**Extracted entries**

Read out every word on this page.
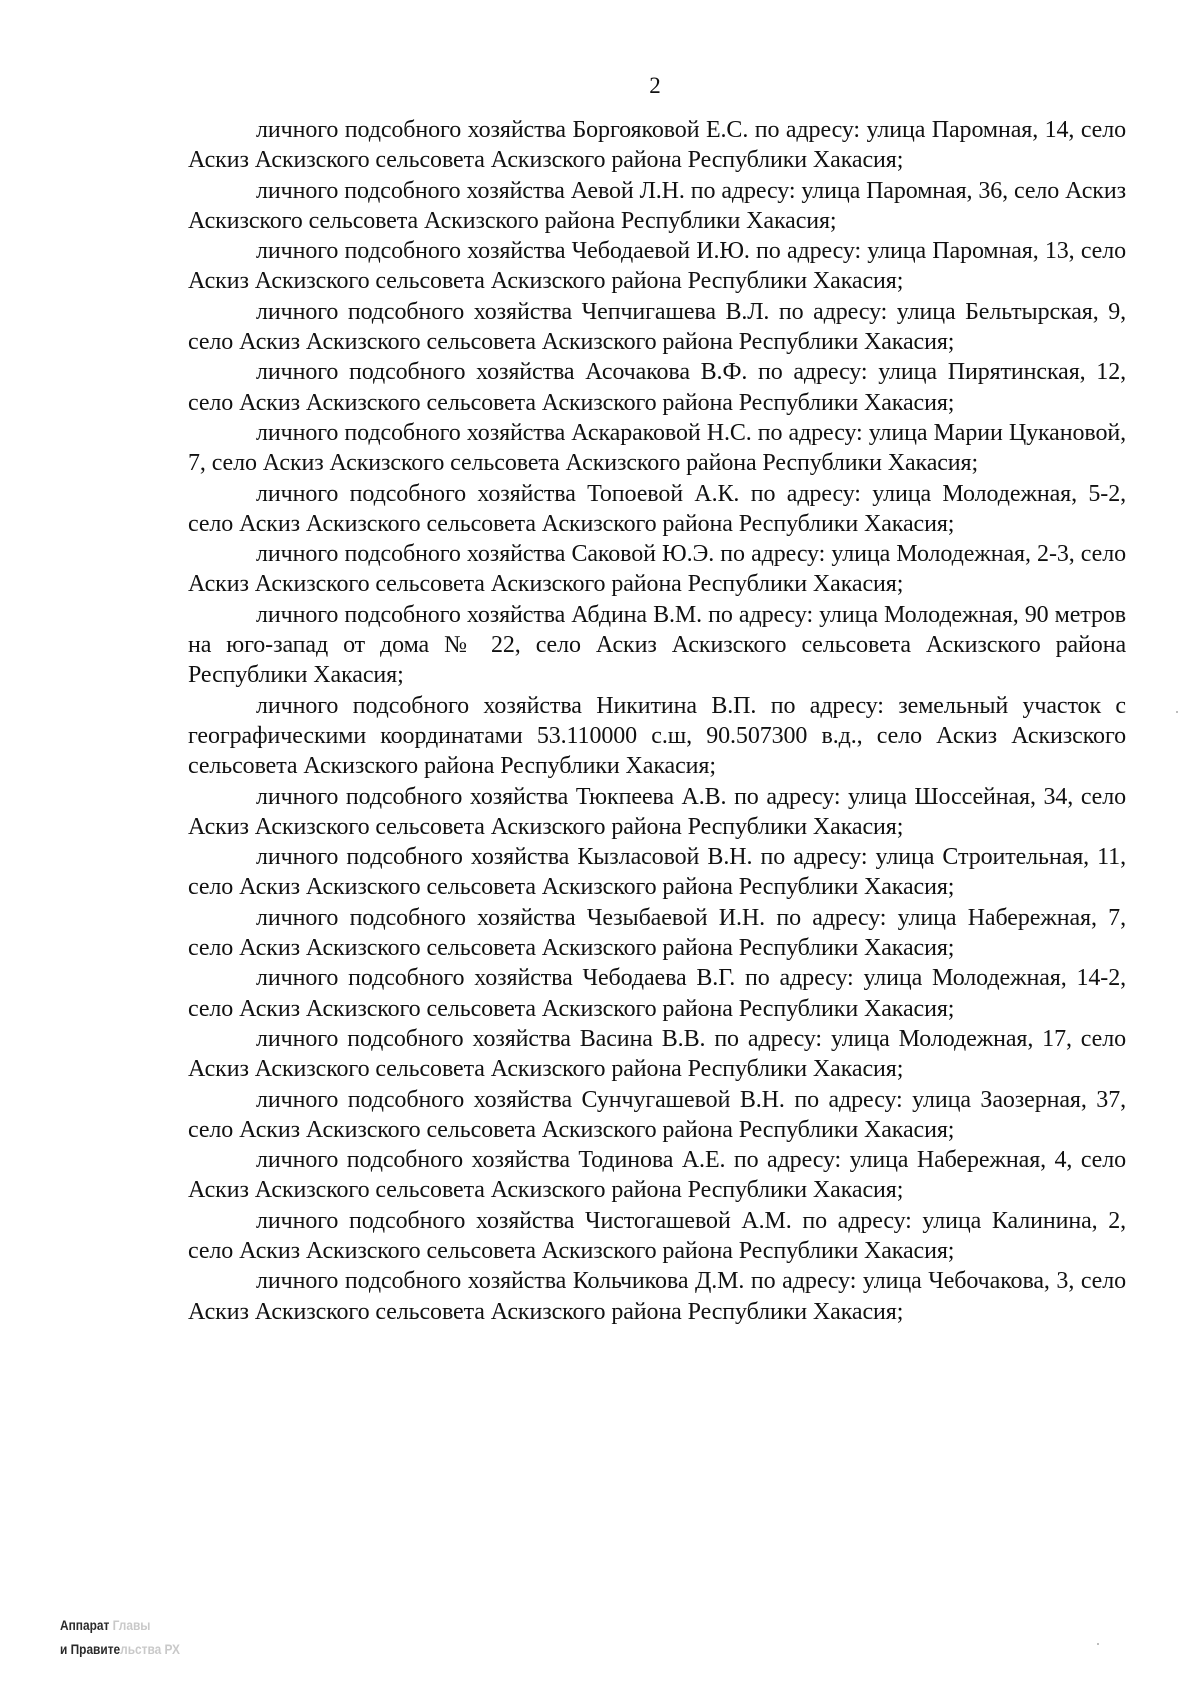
2

личного подсобного хозяйства Боргояковой Е.С. по адресу: улица Паромная, 14, село Аскиз Аскизского сельсовета Аскизского района Республики Хакасия;

личного подсобного хозяйства Аевой Л.Н. по адресу: улица Паромная, 36, село Аскиз Аскизского сельсовета Аскизского района Республики Хакасия;

личного подсобного хозяйства Чебодаевой И.Ю. по адресу: улица Паромная, 13, село Аскиз Аскизского сельсовета Аскизского района Республики Хакасия;

личного подсобного хозяйства Чепчигашева В.Л. по адресу: улица Бельтырская, 9, село Аскиз Аскизского сельсовета Аскизского района Республики Хакасия;

личного подсобного хозяйства Асочакова В.Ф. по адресу: улица Пирятинская, 12, село Аскиз Аскизского сельсовета Аскизского района Республики Хакасия;

личного подсобного хозяйства Аскараковой Н.С. по адресу: улица Марии Цукановой, 7, село Аскиз Аскизского сельсовета Аскизского района Республики Хакасия;

личного подсобного хозяйства Топоевой А.К. по адресу: улица Молодежная, 5-2, село Аскиз Аскизского сельсовета Аскизского района Республики Хакасия;

личного подсобного хозяйства Саковой Ю.Э. по адресу: улица Молодежная, 2-3, село Аскиз Аскизского сельсовета Аскизского района Республики Хакасия;

личного подсобного хозяйства Абдина В.М. по адресу: улица Молодежная, 90 метров на юго-запад от дома № 22, село Аскиз Аскизского сельсовета Аскизского района Республики Хакасия;

личного подсобного хозяйства Никитина В.П. по адресу: земельный участок с географическими координатами 53.110000 с.ш, 90.507300 в.д., село Аскиз Аскизского сельсовета Аскизского района Республики Хакасия;

личного подсобного хозяйства Тюкпеева А.В. по адресу: улица Шоссейная, 34, село Аскиз Аскизского сельсовета Аскизского района Республики Хакасия;

личного подсобного хозяйства Кызласовой В.Н. по адресу: улица Строительная, 11, село Аскиз Аскизского сельсовета Аскизского района Республики Хакасия;

личного подсобного хозяйства Чезыбаевой И.Н. по адресу: улица Набережная, 7, село Аскиз Аскизского сельсовета Аскизского района Республики Хакасия;

личного подсобного хозяйства Чебодаева В.Г. по адресу: улица Молодежная, 14-2, село Аскиз Аскизского сельсовета Аскизского района Республики Хакасия;

личного подсобного хозяйства Васина В.В. по адресу: улица Молодежная, 17, село Аскиз Аскизского сельсовета Аскизского района Республики Хакасия;

личного подсобного хозяйства Сунчугашевой В.Н. по адресу: улица Заозерная, 37, село Аскиз Аскизского сельсовета Аскизского района Республики Хакасия;

личного подсобного хозяйства Тодинова А.Е. по адресу: улица Набережная, 4, село Аскиз Аскизского сельсовета Аскизского района Республики Хакасия;

личного подсобного хозяйства Чистогашевой А.М. по адресу: улица Калинина, 2, село Аскиз Аскизского сельсовета Аскизского района Республики Хакасия;

личного подсобного хозяйства Кольчикова Д.М. по адресу: улица Чебочакова, 3, село Аскиз Аскизского сельсовета Аскизского района Республики Хакасия;

Аппарат Главы
и Правительства РХ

**Short problem**
Omit any images, then output the listing exactly.

**Response to this exercise**
Read out every word on this page.
2

личного подсобного хозяйства Боргояковой Е.С. по адресу: улица Паромная, 14, село Аскиз Аскизского сельсовета Аскизского района Республики Хакасия;

личного подсобного хозяйства Аевой Л.Н. по адресу: улица Паромная, 36, село Аскиз Аскизского сельсовета Аскизского района Республики Хакасия;

личного подсобного хозяйства Чебодаевой И.Ю. по адресу: улица Паромная, 13, село Аскиз Аскизского сельсовета Аскизского района Республики Хакасия;

личного подсобного хозяйства Чепчигашева В.Л. по адресу: улица Бельтырская, 9, село Аскиз Аскизского сельсовета Аскизского района Республики Хакасия;

личного подсобного хозяйства Асочакова В.Ф. по адресу: улица Пирятинская, 12, село Аскиз Аскизского сельсовета Аскизского района Республики Хакасия;

личного подсобного хозяйства Аскараковой Н.С. по адресу: улица Марии Цукановой, 7, село Аскиз Аскизского сельсовета Аскизского района Республики Хакасия;

личного подсобного хозяйства Топоевой А.К. по адресу: улица Молодежная, 5-2, село Аскиз Аскизского сельсовета Аскизского района Республики Хакасия;

личного подсобного хозяйства Саковой Ю.Э. по адресу: улица Молодежная, 2-3, село Аскиз Аскизского сельсовета Аскизского района Республики Хакасия;

личного подсобного хозяйства Абдина В.М. по адресу: улица Молодежная, 90 метров на юго-запад от дома № 22, село Аскиз Аскизского сельсовета Аскизского района Республики Хакасия;

личного подсобного хозяйства Никитина В.П. по адресу: земельный участок с географическими координатами 53.110000 с.ш, 90.507300 в.д., село Аскиз Аскизского сельсовета Аскизского района Республики Хакасия;

личного подсобного хозяйства Тюкпеева А.В. по адресу: улица Шоссейная, 34, село Аскиз Аскизского сельсовета Аскизского района Республики Хакасия;

личного подсобного хозяйства Кызласовой В.Н. по адресу: улица Строительная, 11, село Аскиз Аскизского сельсовета Аскизского района Республики Хакасия;

личного подсобного хозяйства Чезыбаевой И.Н. по адресу: улица Набережная, 7, село Аскиз Аскизского сельсовета Аскизского района Республики Хакасия;

личного подсобного хозяйства Чебодаева В.Г. по адресу: улица Молодежная, 14-2, село Аскиз Аскизского сельсовета Аскизского района Республики Хакасия;

личного подсобного хозяйства Васина В.В. по адресу: улица Молодежная, 17, село Аскиз Аскизского сельсовета Аскизского района Республики Хакасия;

личного подсобного хозяйства Сунчугашевой В.Н. по адресу: улица Заозерная, 37, село Аскиз Аскизского сельсовета Аскизского района Республики Хакасия;

личного подсобного хозяйства Тодинова А.Е. по адресу: улица Набережная, 4, село Аскиз Аскизского сельсовета Аскизского района Республики Хакасия;

личного подсобного хозяйства Чистогашевой А.М. по адресу: улица Калинина, 2, село Аскиз Аскизского сельсовета Аскизского района Республики Хакасия;

личного подсобного хозяйства Кольчикова Д.М. по адресу: улица Чебочакова, 3, село Аскиз Аскизского сельсовета Аскизского района Республики Хакасия;

Аппарат Главы
и Правительства РХ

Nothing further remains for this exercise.